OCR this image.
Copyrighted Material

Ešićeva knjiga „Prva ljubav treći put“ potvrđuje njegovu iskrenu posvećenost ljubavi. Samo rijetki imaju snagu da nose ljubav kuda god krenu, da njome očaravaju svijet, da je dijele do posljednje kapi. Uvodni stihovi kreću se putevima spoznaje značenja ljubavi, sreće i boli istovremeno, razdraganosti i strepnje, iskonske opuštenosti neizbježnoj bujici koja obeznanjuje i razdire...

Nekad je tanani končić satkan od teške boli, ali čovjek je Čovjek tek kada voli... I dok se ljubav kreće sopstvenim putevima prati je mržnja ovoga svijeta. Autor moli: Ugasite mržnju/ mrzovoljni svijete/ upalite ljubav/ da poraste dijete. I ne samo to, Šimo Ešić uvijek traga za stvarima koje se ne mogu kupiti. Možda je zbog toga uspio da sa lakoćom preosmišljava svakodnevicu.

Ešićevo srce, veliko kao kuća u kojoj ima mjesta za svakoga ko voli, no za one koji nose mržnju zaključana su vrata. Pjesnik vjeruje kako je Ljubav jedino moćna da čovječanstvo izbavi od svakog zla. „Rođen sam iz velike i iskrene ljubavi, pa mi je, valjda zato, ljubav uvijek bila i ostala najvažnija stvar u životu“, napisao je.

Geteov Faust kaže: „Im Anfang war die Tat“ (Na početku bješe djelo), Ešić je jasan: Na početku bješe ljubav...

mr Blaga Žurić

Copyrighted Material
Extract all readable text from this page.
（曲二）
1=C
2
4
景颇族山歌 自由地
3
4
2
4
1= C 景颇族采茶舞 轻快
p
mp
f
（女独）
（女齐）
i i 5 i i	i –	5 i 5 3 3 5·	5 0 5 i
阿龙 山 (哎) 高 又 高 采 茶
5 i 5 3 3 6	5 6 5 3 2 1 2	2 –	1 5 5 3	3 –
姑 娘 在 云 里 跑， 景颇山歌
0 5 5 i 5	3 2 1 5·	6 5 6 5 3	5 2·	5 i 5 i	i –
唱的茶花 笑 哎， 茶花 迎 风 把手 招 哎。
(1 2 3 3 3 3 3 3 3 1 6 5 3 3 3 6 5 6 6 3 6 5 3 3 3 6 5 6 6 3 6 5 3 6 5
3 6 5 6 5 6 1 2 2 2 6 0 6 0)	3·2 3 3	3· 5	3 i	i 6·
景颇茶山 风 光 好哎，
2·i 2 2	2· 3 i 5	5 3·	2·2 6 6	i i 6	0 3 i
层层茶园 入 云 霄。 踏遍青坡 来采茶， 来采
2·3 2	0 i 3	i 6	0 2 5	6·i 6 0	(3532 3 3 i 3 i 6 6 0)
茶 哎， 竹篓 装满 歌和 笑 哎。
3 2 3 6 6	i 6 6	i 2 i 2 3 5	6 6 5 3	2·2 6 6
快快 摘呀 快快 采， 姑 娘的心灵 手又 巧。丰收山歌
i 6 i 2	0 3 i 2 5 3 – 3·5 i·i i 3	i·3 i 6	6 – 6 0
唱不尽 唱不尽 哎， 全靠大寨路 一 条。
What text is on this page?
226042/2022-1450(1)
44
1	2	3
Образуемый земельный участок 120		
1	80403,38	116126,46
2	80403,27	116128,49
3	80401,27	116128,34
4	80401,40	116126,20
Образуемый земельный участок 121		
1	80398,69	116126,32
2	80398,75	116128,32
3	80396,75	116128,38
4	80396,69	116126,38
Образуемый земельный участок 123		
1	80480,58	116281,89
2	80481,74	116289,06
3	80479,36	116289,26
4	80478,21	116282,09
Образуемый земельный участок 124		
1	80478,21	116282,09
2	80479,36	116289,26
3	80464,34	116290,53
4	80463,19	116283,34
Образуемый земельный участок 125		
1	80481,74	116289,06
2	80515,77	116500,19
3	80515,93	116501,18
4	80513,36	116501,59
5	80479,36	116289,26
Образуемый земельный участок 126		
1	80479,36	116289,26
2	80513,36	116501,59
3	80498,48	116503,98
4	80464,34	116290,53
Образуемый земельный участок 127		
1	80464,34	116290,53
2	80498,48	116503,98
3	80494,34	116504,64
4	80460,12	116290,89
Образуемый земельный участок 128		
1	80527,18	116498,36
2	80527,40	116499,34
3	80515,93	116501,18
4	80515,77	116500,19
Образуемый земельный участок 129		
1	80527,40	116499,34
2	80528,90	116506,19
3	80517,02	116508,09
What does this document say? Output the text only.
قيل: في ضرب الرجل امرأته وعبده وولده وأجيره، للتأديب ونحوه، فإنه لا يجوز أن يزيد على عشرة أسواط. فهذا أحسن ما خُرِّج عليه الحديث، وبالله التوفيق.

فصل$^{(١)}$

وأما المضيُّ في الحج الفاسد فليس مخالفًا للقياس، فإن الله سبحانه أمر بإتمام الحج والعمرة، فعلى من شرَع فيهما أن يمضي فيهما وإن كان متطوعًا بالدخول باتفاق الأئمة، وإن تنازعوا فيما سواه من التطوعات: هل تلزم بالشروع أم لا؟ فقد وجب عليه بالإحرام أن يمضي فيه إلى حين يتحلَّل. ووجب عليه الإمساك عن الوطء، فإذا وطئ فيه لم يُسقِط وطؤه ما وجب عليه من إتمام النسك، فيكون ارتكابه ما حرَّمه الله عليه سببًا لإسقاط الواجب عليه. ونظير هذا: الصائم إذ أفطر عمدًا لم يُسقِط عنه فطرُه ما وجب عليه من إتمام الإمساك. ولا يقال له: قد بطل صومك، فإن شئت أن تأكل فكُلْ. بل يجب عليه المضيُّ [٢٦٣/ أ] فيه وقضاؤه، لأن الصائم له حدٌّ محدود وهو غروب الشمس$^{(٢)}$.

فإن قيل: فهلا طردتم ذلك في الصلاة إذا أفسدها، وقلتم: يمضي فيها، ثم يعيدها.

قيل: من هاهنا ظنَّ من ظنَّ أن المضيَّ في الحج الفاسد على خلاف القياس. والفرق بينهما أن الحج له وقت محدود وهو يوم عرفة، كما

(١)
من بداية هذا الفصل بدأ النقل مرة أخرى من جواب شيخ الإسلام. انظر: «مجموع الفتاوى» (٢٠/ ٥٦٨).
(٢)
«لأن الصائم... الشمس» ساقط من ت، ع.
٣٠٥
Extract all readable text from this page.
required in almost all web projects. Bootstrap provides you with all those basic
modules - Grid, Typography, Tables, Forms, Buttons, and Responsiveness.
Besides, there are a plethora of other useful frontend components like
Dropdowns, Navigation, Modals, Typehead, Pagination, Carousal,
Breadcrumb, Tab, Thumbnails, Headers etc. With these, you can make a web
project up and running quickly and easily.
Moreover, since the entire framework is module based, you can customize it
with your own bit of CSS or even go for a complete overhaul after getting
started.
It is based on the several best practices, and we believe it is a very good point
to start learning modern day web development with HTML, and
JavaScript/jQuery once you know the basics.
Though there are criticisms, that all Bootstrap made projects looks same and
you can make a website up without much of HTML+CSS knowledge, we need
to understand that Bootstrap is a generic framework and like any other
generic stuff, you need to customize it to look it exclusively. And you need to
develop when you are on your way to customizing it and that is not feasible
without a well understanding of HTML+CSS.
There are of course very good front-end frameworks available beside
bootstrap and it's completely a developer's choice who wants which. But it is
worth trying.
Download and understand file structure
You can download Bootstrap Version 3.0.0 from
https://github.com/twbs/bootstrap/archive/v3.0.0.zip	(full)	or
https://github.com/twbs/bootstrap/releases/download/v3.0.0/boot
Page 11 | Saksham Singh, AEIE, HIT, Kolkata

### Problem requirements
Word for word, restate all of the data shown above.

### Exercise output
OCR this image.
Copyrighted Material

Ešićeva knjiga „Prva ljubav treći put“ potvrđuje njegovu iskrenu posvećenost ljubavi. Samo rijetki imaju snagu da nose ljubav kuda god krenu, da njome očaravaju svijet, da je dijele do posljednje kapi. Uvodni stihovi kreću se putevima spoznaje značenja ljubavi, sreće i boli istovremeno, razdraganosti i strepnje, iskonske opuštenosti neizbježnoj bujici koja obeznanjuje i razdire...

Nekad je tanani končić satkan od teške boli, ali čovjek je Čovjek tek kada voli... I dok se ljubav kreće sopstvenim putevima prati je mržnja ovoga svijeta. Autor moli: Ugasite mržnju/ mrzovoljni svijete/ upalite ljubav/ da poraste dijete. I ne samo to, Šimo Ešić uvijek traga za stvarima koje se ne mogu kupiti. Možda je zbog toga uspio da sa lakoćom preosmišljava svakodnevicu.

Ešićevo srce, veliko kao kuća u kojoj ima mjesta za svakoga ko voli, no za one koji nose mržnju zaključana su vrata. Pjesnik vjeruje kako je Ljubav jedino moćna da čovječanstvo izbavi od svakog zla. „Rođen sam iz velike i iskrene ljubavi, pa mi je, valjda zato, ljubav uvijek bila i ostala najvažnija stvar u životu“, napisao je.

Geteov Faust kaže: „Im Anfang war die Tat“ (Na početku bješe djelo), Ešić je jasan: Na početku bješe ljubav...

mr Blaga Žurić

Copyrighted Material
Extract all readable text from this page.
（曲二）
1=C
2
4
景颇族山歌 自由地
3
4
2
4
1= C 景颇族采茶舞 轻快
p
mp
f
（女独）
（女齐）
i i 5 i i	i –	5 i 5 3 3 5·	5 0 5 i
阿龙 山 (哎) 高 又 高 采 茶
5 i 5 3 3 6	5 6 5 3 2 1 2	2 –	1 5 5 3	3 –
姑 娘 在 云 里 跑， 景颇山歌
0 5 5 i 5	3 2 1 5·	6 5 6 5 3	5 2·	5 i 5 i	i –
唱的茶花 笑 哎， 茶花 迎 风 把手 招 哎。
(1 2 3 3 3 3 3 3 3 1 6 5 3 3 3 6 5 6 6 3 6 5 3 3 3 6 5 6 6 3 6 5 3 6 5
3 6 5 6 5 6 1 2 2 2 6 0 6 0)	3·2 3 3	3· 5	3 i	i 6·
景颇茶山 风 光 好哎，
2·i 2 2	2· 3 i 5	5 3·	2·2 6 6	i i 6	0 3 i
层层茶园 入 云 霄。 踏遍青坡 来采茶， 来采
2·3 2	0 i 3	i 6	0 2 5	6·i 6 0	(3532 3 3 i 3 i 6 6 0)
茶 哎， 竹篓 装满 歌和 笑 哎。
3 2 3 6 6	i 6 6	i 2 i 2 3 5	6 6 5 3	2·2 6 6
快快 摘呀 快快 采， 姑 娘的心灵 手又 巧。丰收山歌
i 6 i 2	0 3 i 2 5 3 – 3·5 i·i i 3	i·3 i 6	6 – 6 0
唱不尽 唱不尽 哎， 全靠大寨路 一 条。
What text is on this page?
226042/2022-1450(1)
44
1	2	3
Образуемый земельный участок 120		
1	80403,38	116126,46
2	80403,27	116128,49
3	80401,27	116128,34
4	80401,40	116126,20
Образуемый земельный участок 121		
1	80398,69	116126,32
2	80398,75	116128,32
3	80396,75	116128,38
4	80396,69	116126,38
Образуемый земельный участок 123		
1	80480,58	116281,89
2	80481,74	116289,06
3	80479,36	116289,26
4	80478,21	116282,09
Образуемый земельный участок 124		
1	80478,21	116282,09
2	80479,36	116289,26
3	80464,34	116290,53
4	80463,19	116283,34
Образуемый земельный участок 125		
1	80481,74	116289,06
2	80515,77	116500,19
3	80515,93	116501,18
4	80513,36	116501,59
5	80479,36	116289,26
Образуемый земельный участок 126		
1	80479,36	116289,26
2	80513,36	116501,59
3	80498,48	116503,98
4	80464,34	116290,53
Образуемый земельный участок 127		
1	80464,34	116290,53
2	80498,48	116503,98
3	80494,34	116504,64
4	80460,12	116290,89
Образуемый земельный участок 128		
1	80527,18	116498,36
2	80527,40	116499,34
3	80515,93	116501,18
4	80515,77	116500,19
Образуемый земельный участок 129		
1	80527,40	116499,34
2	80528,90	116506,19
3	80517,02	116508,09
What does this document say? Output the text only.
قيل: في ضرب الرجل امرأته وعبده وولده وأجيره، للتأديب ونحوه، فإنه لا يجوز أن يزيد على عشرة أسواط. فهذا أحسن ما خُرِّج عليه الحديث، وبالله التوفيق.

فصل$^{(١)}$

وأما المضيُّ في الحج الفاسد فليس مخالفًا للقياس، فإن الله سبحانه أمر بإتمام الحج والعمرة، فعلى من شرَع فيهما أن يمضي فيهما وإن كان متطوعًا بالدخول باتفاق الأئمة، وإن تنازعوا فيما سواه من التطوعات: هل تلزم بالشروع أم لا؟ فقد وجب عليه بالإحرام أن يمضي فيه إلى حين يتحلَّل. ووجب عليه الإمساك عن الوطء، فإذا وطئ فيه لم يُسقِط وطؤه ما وجب عليه من إتمام النسك، فيكون ارتكابه ما حرَّمه الله عليه سببًا لإسقاط الواجب عليه. ونظير هذا: الصائم إذ أفطر عمدًا لم يُسقِط عنه فطرُه ما وجب عليه من إتمام الإمساك. ولا يقال له: قد بطل صومك، فإن شئت أن تأكل فكُلْ. بل يجب عليه المضيُّ [٢٦٣/ أ] فيه وقضاؤه، لأن الصائم له حدٌّ محدود وهو غروب الشمس$^{(٢)}$.

فإن قيل: فهلا طردتم ذلك في الصلاة إذا أفسدها، وقلتم: يمضي فيها، ثم يعيدها.

قيل: من هاهنا ظنَّ من ظنَّ أن المضيَّ في الحج الفاسد على خلاف القياس. والفرق بينهما أن الحج له وقت محدود وهو يوم عرفة، كما

(١)
من بداية هذا الفصل بدأ النقل مرة أخرى من جواب شيخ الإسلام. انظر: «مجموع الفتاوى» (٢٠/ ٥٦٨).
(٢)
«لأن الصائم... الشمس» ساقط من ت، ع.
٣٠٥
Extract all readable text from this page.
required in almost all web projects. Bootstrap provides you with all those basic
modules - Grid, Typography, Tables, Forms, Buttons, and Responsiveness.
Besides, there are a plethora of other useful frontend components like
Dropdowns, Navigation, Modals, Typehead, Pagination, Carousal,
Breadcrumb, Tab, Thumbnails, Headers etc. With these, you can make a web
project up and running quickly and easily.
Moreover, since the entire framework is module based, you can customize it
with your own bit of CSS or even go for a complete overhaul after getting
started.
It is based on the several best practices, and we believe it is a very good point
to start learning modern day web development with HTML, and
JavaScript/jQuery once you know the basics.
Though there are criticisms, that all Bootstrap made projects looks same and
you can make a website up without much of HTML+CSS knowledge, we need
to understand that Bootstrap is a generic framework and like any other
generic stuff, you need to customize it to look it exclusively. And you need to
develop when you are on your way to customizing it and that is not feasible
without a well understanding of HTML+CSS.
There are of course very good front-end frameworks available beside
bootstrap and it's completely a developer's choice who wants which. But it is
worth trying.
Download and understand file structure
You can download Bootstrap Version 3.0.0 from
https://github.com/twbs/bootstrap/archive/v3.0.0.zip	(full)	or
https://github.com/twbs/bootstrap/releases/download/v3.0.0/boot
Page 11 | Saksham Singh, AEIE, HIT, Kolkata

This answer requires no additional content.